Locate the word "There" in the entries below, then gather every line that holds it.

(Records from a dataset)
═══
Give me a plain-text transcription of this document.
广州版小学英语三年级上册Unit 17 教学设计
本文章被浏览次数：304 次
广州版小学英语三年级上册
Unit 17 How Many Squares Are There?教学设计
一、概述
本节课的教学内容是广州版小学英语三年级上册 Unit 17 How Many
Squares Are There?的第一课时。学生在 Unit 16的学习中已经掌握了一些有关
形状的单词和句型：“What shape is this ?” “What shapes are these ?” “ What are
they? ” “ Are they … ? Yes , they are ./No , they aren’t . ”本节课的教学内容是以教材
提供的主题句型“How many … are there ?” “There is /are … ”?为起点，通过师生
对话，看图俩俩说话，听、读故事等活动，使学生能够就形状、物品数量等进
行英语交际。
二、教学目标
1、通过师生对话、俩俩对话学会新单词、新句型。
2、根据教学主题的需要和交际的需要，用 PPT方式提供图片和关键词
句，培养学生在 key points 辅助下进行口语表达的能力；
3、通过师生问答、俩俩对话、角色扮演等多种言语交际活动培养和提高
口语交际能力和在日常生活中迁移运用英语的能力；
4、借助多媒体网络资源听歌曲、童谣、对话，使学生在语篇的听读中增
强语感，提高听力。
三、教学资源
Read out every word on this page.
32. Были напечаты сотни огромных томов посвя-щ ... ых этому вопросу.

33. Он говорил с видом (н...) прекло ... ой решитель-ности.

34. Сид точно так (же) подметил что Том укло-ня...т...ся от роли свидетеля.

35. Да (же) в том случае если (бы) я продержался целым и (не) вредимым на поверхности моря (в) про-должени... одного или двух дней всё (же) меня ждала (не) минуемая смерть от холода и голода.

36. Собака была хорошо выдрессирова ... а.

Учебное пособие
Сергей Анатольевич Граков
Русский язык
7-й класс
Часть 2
═══
▶ _Response to the exercise_:
Unit 17 How Many Squares Are There?教学设计
Squares Are There?的第一课时。学生在 Unit 16的学习中已经掌握了一些有关
提供的主题句型“How many … are there ?” “There is /are … ”?为起点，通过师生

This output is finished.